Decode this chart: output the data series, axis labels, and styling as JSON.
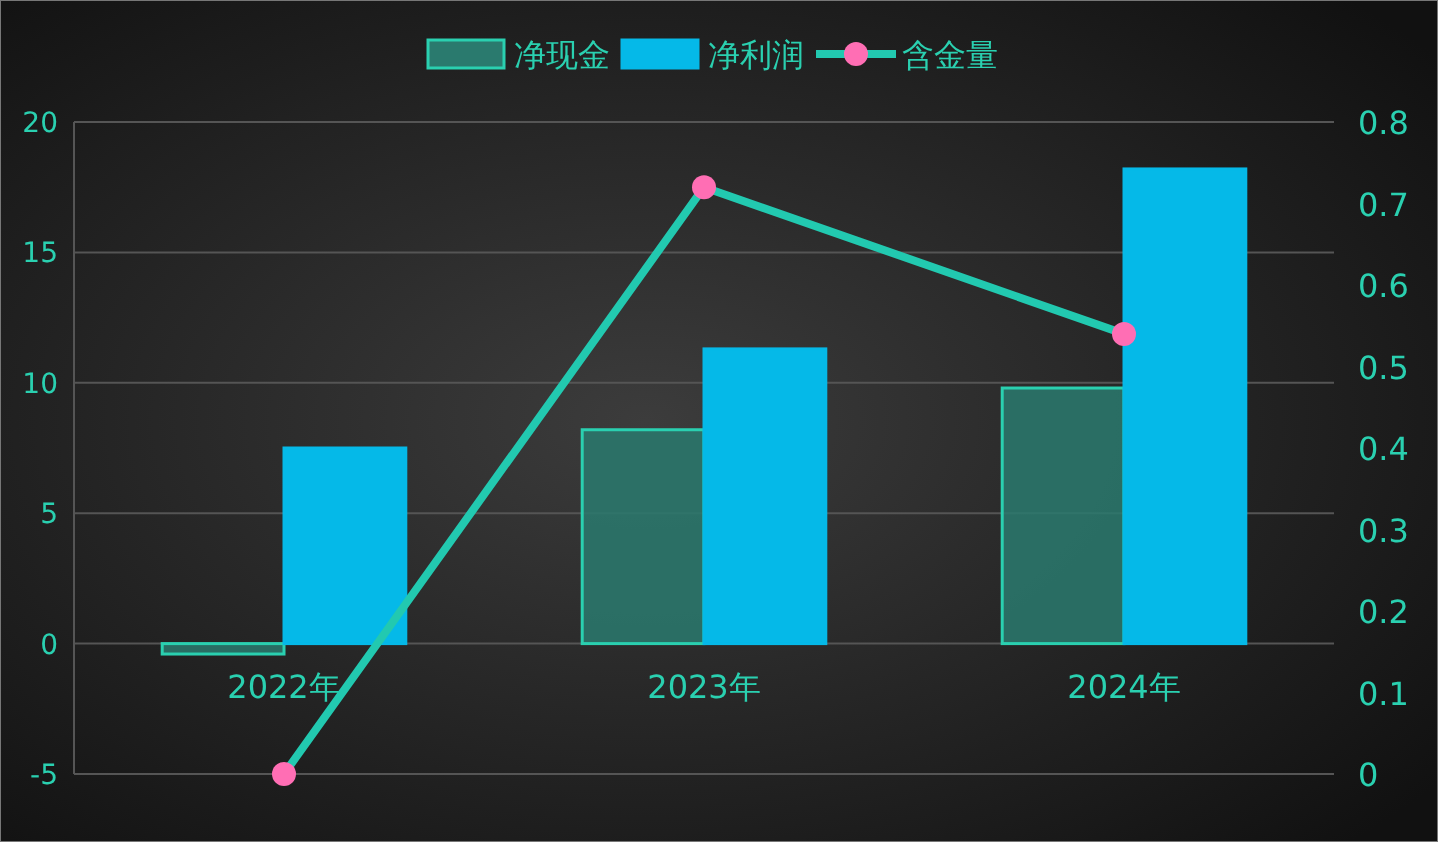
{
  "chart_data": {
    "type": "bar",
    "categories": [
      "2022年",
      "2023年",
      "2024年"
    ],
    "series": [
      {
        "name": "净现金",
        "color": "#2a7a6e",
        "values": [
          -0.4,
          8.2,
          9.8
        ]
      },
      {
        "name": "净利润",
        "color": "#05b9e8",
        "values": [
          7.5,
          11.3,
          18.2
        ]
      },
      {
        "name": "含金量",
        "type": "line",
        "axis": "y2",
        "color": "#22c9b0",
        "marker": "circle",
        "line_style": "solid",
        "values": [
          0,
          0.72,
          0.54
        ]
      }
    ],
    "ylim": [
      -5,
      20
    ],
    "yticks": [
      -5,
      0,
      5,
      10,
      15,
      20
    ],
    "y2lim": [
      0,
      0.8
    ],
    "y2ticks": [
      0,
      0.1,
      0.2,
      0.3,
      0.4,
      0.5,
      0.6,
      0.7,
      0.8
    ],
    "grid": "y",
    "legend": "top"
  }
}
■ ■ ■ ■
> [Set exercise] Only lines holding the string "series" are wanted; gather each one from the entries above.

> [Problem solution]
Decode this chart: output the data series, axis labels, and styling as JSON.
    "series": [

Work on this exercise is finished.